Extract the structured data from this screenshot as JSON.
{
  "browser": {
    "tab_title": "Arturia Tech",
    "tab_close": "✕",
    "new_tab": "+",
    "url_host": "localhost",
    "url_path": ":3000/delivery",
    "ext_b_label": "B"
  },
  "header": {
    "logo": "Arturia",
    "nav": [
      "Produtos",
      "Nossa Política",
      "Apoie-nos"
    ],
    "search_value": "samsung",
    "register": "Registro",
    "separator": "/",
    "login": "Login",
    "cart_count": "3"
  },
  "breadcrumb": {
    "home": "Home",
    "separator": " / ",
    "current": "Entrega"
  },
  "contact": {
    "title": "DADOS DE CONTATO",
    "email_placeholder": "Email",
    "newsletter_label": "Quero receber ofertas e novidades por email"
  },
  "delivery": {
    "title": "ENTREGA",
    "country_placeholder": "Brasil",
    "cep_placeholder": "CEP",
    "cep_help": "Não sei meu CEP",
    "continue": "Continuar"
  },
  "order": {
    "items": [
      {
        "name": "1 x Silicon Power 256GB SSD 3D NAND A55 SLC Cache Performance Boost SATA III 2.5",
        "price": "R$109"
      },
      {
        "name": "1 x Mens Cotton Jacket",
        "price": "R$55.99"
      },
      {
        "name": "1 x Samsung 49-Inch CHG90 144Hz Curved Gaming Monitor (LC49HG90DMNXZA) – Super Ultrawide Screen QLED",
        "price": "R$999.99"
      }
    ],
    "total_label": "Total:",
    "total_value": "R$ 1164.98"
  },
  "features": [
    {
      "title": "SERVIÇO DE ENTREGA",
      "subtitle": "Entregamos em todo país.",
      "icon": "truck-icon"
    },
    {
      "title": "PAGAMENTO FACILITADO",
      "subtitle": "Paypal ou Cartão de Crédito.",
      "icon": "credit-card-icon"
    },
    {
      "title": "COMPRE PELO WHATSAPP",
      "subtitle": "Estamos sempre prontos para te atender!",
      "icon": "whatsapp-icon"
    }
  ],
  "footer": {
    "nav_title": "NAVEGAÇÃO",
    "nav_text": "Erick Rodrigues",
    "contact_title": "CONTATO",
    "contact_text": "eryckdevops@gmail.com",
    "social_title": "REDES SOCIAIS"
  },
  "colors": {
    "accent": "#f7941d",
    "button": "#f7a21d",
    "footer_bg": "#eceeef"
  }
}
....
Retype the listing. Match it exactly.

Extract the structured data from this screenshot as JSON.
{
  "browser": {
    "tab_title": "Arturia Tech",
    "tab_close": "✕",
    "new_tab": "+",
    "url_host": "localhost",
    "url_path": ":3000/delivery",
    "ext_b_label": "B"
  },
  "header": {
    "logo": "Arturia",
    "nav": [
      "Produtos",
      "Nossa Política",
      "Apoie-nos"
    ],
    "search_value": "samsung",
    "register": "Registro",
    "separator": "/",
    "login": "Login",
    "cart_count": "3"
  },
  "breadcrumb": {
    "home": "Home",
    "separator": " / ",
    "current": "Entrega"
  },
  "contact": {
    "title": "DADOS DE CONTATO",
    "email_placeholder": "Email",
    "newsletter_label": "Quero receber ofertas e novidades por email"
  },
  "delivery": {
    "title": "ENTREGA",
    "country_placeholder": "Brasil",
    "cep_placeholder": "CEP",
    "cep_help": "Não sei meu CEP",
    "continue": "Continuar"
  },
  "order": {
    "items": [
      {
        "name": "1 x Silicon Power 256GB SSD 3D NAND A55 SLC Cache Performance Boost SATA III 2.5",
        "price": "R$109"
      },
      {
        "name": "1 x Mens Cotton Jacket",
        "price": "R$55.99"
      },
      {
        "name": "1 x Samsung 49-Inch CHG90 144Hz Curved Gaming Monitor (LC49HG90DMNXZA) – Super Ultrawide Screen QLED",
        "price": "R$999.99"
      }
    ],
    "total_label": "Total:",
    "total_value": "R$ 1164.98"
  },
  "features": [
    {
      "title": "SERVIÇO DE ENTREGA",
      "subtitle": "Entregamos em todo país.",
      "icon": "truck-icon"
    },
    {
      "title": "PAGAMENTO FACILITADO",
      "subtitle": "Paypal ou Cartão de Crédito.",
      "icon": "credit-card-icon"
    },
    {
      "title": "COMPRE PELO WHATSAPP",
      "subtitle": "Estamos sempre prontos para te atender!",
      "icon": "whatsapp-icon"
    }
  ],
  "footer": {
    "nav_title": "NAVEGAÇÃO",
    "nav_text": "Erick Rodrigues",
    "contact_title": "CONTATO",
    "contact_text": "eryckdevops@gmail.com",
    "social_title": "REDES SOCIAIS"
  },
  "colors": {
    "accent": "#f7941d",
    "button": "#f7a21d",
    "footer_bg": "#eceeef"
  }
}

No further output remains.